**Work instructions**
Copy each line below that contains "joice".

**Information given**
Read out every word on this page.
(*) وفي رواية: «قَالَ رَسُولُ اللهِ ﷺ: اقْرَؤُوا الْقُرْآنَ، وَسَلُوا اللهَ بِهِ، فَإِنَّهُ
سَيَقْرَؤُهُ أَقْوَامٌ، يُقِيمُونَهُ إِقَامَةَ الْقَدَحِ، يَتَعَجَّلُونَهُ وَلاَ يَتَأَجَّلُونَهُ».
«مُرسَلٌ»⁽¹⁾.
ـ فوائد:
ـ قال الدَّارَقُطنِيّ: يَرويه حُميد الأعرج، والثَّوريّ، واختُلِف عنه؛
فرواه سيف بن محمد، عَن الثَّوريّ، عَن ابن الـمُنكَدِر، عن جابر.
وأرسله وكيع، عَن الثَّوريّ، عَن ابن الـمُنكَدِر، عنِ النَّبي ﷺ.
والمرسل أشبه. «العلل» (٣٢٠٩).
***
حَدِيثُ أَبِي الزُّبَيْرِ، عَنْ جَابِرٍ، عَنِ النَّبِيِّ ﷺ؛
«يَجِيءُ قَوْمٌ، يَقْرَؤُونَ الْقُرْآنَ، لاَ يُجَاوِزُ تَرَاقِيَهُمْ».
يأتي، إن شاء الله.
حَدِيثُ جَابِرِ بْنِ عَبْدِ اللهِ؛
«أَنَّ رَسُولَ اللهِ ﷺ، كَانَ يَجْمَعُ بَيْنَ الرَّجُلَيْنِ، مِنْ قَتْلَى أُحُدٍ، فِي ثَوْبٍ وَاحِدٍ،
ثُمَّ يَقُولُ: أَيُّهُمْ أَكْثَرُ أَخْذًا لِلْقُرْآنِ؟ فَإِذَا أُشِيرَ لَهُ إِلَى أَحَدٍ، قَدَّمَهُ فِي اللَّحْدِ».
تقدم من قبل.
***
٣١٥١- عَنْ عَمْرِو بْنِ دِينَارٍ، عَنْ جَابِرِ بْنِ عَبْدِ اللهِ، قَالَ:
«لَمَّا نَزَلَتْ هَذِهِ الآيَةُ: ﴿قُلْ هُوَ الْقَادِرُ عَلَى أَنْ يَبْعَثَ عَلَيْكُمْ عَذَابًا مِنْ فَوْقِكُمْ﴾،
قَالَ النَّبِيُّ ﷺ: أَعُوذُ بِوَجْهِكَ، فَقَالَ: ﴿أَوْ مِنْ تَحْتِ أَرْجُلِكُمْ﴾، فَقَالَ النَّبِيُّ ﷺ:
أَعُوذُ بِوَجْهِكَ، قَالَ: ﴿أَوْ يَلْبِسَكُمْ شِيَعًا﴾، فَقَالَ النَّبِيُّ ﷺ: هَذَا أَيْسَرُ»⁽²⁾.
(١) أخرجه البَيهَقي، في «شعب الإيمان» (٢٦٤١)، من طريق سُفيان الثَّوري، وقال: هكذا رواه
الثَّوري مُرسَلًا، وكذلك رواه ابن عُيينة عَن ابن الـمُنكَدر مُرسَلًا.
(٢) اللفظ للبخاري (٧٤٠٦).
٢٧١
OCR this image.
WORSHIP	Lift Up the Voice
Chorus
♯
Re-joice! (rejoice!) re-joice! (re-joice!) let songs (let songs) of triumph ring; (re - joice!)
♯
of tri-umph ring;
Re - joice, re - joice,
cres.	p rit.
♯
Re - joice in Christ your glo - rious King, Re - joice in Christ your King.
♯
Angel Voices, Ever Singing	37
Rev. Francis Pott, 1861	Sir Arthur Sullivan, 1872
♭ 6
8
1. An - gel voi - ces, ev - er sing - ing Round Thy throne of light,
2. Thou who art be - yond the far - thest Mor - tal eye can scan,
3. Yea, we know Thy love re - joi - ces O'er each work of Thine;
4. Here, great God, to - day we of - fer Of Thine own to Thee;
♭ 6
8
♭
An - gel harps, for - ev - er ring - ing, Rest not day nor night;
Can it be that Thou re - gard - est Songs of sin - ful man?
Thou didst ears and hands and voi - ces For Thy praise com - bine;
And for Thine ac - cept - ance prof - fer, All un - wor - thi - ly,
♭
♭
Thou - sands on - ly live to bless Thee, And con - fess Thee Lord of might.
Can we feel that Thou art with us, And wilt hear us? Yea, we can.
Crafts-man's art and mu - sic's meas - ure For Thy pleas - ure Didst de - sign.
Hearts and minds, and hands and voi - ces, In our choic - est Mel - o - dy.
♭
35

**Solved exercise**
Re-joice! (rejoice!) re-joice! (re-joice!) let songs (let songs) of triumph ring; (re - joice!)
Re - joice, re - joice,
Re - joice in Christ your glo - rious King, Re - joice in Christ your King.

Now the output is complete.